> [GIVEN EXERCISE]:
Quote the full listing word for word.

> [MATERIAL FOR THIS TASK]:
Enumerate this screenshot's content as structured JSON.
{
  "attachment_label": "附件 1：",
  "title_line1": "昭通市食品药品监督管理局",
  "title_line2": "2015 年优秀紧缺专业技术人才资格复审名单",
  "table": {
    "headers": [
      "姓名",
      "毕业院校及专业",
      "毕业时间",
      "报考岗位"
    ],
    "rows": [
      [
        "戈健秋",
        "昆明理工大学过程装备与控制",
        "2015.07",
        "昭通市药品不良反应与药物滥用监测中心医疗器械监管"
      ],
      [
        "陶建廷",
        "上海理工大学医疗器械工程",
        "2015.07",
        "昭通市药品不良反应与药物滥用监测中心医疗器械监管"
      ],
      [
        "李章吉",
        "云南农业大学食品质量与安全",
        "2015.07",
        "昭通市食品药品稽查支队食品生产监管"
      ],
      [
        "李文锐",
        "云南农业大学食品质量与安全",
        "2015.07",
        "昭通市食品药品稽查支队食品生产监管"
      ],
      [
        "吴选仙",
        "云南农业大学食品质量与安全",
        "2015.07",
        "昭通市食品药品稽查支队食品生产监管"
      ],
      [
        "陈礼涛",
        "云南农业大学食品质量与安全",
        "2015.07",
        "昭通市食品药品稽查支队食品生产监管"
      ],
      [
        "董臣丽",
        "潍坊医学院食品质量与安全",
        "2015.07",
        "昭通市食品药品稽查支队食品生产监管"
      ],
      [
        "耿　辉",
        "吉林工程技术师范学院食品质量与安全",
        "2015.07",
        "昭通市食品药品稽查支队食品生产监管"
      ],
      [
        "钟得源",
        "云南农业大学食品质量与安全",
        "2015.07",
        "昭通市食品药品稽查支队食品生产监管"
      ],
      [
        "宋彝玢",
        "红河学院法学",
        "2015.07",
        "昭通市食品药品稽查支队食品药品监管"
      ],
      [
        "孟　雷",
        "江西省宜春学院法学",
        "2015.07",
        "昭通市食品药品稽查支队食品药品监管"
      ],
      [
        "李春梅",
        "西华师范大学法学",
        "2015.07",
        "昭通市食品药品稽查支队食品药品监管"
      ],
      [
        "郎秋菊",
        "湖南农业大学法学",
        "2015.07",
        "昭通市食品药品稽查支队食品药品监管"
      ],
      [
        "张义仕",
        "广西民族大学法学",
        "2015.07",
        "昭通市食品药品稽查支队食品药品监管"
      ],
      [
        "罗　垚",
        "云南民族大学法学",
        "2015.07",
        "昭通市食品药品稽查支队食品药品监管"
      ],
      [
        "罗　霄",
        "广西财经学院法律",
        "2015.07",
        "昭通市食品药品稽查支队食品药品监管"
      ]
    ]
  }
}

> [OUTPUT BELOW]:
Enumerate this screenshot's content as structured JSON.
{
  "attachment_label": "附件 1：",
  "title_line1": "昭通市食品药品监督管理局",
  "title_line2": "2015 年优秀紧缺专业技术人才资格复审名单",
  "table": {
    "headers": [
      "姓名",
      "毕业院校及专业",
      "毕业时间",
      "报考岗位"
    ],
    "rows": [
      [
        "戈健秋",
        "昆明理工大学过程装备与控制",
        "2015.07",
        "昭通市药品不良反应与药物滥用监测中心医疗器械监管"
      ],
      [
        "陶建廷",
        "上海理工大学医疗器械工程",
        "2015.07",
        "昭通市药品不良反应与药物滥用监测中心医疗器械监管"
      ],
      [
        "李章吉",
        "云南农业大学食品质量与安全",
        "2015.07",
        "昭通市食品药品稽查支队食品生产监管"
      ],
      [
        "李文锐",
        "云南农业大学食品质量与安全",
        "2015.07",
        "昭通市食品药品稽查支队食品生产监管"
      ],
      [
        "吴选仙",
        "云南农业大学食品质量与安全",
        "2015.07",
        "昭通市食品药品稽查支队食品生产监管"
      ],
      [
        "陈礼涛",
        "云南农业大学食品质量与安全",
        "2015.07",
        "昭通市食品药品稽查支队食品生产监管"
      ],
      [
        "董臣丽",
        "潍坊医学院食品质量与安全",
        "2015.07",
        "昭通市食品药品稽查支队食品生产监管"
      ],
      [
        "耿　辉",
        "吉林工程技术师范学院食品质量与安全",
        "2015.07",
        "昭通市食品药品稽查支队食品生产监管"
      ],
      [
        "钟得源",
        "云南农业大学食品质量与安全",
        "2015.07",
        "昭通市食品药品稽查支队食品生产监管"
      ],
      [
        "宋彝玢",
        "红河学院法学",
        "2015.07",
        "昭通市食品药品稽查支队食品药品监管"
      ],
      [
        "孟　雷",
        "江西省宜春学院法学",
        "2015.07",
        "昭通市食品药品稽查支队食品药品监管"
      ],
      [
        "李春梅",
        "西华师范大学法学",
        "2015.07",
        "昭通市食品药品稽查支队食品药品监管"
      ],
      [
        "郎秋菊",
        "湖南农业大学法学",
        "2015.07",
        "昭通市食品药品稽查支队食品药品监管"
      ],
      [
        "张义仕",
        "广西民族大学法学",
        "2015.07",
        "昭通市食品药品稽查支队食品药品监管"
      ],
      [
        "罗　垚",
        "云南民族大学法学",
        "2015.07",
        "昭通市食品药品稽查支队食品药品监管"
      ],
      [
        "罗　霄",
        "广西财经学院法律",
        "2015.07",
        "昭通市食品药品稽查支队食品药品监管"
      ]
    ]
  }
}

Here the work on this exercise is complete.